Exercise inputs:
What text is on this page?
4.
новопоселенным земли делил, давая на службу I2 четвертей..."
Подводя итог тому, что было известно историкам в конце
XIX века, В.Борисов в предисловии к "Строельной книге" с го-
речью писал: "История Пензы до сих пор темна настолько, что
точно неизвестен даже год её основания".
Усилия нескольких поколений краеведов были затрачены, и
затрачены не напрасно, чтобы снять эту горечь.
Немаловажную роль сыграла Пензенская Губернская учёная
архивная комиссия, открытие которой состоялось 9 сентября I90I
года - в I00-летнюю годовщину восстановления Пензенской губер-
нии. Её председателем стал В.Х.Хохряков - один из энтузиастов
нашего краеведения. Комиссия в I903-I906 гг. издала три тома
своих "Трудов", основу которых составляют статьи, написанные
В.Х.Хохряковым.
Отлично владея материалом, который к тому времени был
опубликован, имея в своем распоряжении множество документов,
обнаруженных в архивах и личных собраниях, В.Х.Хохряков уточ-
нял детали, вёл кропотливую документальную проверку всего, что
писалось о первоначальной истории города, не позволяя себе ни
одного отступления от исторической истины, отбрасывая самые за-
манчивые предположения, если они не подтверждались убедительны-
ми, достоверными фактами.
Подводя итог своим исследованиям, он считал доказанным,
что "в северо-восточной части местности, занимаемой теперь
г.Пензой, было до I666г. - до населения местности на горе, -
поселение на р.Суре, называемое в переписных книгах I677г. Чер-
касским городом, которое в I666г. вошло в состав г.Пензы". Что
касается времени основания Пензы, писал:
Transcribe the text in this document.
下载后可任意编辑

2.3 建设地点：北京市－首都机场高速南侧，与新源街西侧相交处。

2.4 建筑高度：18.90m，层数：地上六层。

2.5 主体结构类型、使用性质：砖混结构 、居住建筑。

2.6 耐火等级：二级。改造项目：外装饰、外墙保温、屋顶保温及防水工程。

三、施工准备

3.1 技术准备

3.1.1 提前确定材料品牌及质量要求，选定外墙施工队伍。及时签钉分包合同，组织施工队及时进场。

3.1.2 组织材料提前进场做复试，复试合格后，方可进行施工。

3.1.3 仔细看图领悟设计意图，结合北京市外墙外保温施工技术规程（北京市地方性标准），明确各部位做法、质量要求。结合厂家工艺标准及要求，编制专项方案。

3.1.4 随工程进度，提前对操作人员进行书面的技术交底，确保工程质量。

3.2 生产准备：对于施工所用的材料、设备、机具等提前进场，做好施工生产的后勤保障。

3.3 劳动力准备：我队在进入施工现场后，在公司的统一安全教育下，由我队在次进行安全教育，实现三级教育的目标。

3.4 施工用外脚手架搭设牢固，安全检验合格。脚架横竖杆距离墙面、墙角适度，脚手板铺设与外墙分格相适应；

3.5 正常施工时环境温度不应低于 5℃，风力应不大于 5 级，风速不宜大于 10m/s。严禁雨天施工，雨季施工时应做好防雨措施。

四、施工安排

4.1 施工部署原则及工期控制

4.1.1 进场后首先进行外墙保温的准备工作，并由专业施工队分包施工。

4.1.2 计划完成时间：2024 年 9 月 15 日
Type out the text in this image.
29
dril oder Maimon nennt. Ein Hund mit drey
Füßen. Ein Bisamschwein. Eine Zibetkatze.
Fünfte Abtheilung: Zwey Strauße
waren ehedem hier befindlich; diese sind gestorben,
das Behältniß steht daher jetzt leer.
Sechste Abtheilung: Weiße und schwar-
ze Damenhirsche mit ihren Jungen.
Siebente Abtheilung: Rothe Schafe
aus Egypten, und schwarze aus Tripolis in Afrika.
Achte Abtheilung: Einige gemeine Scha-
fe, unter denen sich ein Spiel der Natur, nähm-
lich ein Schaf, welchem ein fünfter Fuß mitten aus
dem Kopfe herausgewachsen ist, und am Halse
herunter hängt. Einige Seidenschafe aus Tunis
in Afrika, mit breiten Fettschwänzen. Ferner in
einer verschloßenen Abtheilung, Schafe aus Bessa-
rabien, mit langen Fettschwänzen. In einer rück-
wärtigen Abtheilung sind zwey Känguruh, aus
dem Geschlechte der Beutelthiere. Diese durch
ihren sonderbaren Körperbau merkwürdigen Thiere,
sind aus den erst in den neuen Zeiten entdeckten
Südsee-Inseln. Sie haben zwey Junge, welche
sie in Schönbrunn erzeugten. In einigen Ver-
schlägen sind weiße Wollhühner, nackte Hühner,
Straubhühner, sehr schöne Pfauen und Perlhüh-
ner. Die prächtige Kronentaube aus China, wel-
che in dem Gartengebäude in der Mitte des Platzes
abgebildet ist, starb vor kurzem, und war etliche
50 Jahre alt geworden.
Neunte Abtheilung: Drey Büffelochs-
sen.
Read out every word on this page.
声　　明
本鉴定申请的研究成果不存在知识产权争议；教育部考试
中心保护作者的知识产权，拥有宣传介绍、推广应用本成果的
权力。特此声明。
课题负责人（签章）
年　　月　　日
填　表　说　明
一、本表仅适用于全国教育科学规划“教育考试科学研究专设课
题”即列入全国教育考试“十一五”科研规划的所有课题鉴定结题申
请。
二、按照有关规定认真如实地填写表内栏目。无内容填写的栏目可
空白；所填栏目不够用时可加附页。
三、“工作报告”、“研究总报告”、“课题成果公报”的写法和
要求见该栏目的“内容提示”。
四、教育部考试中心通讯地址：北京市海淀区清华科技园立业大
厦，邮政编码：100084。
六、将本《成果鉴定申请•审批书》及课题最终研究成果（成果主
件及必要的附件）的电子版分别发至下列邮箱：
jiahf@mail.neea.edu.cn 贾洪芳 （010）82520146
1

Written request:
Pull every line containing the word "местности" out of the material and copy it.

Written answer:
что "в северо-восточной части местности, занимаемой теперь
г.Пензой, было до I666г. - до населения местности на горе, -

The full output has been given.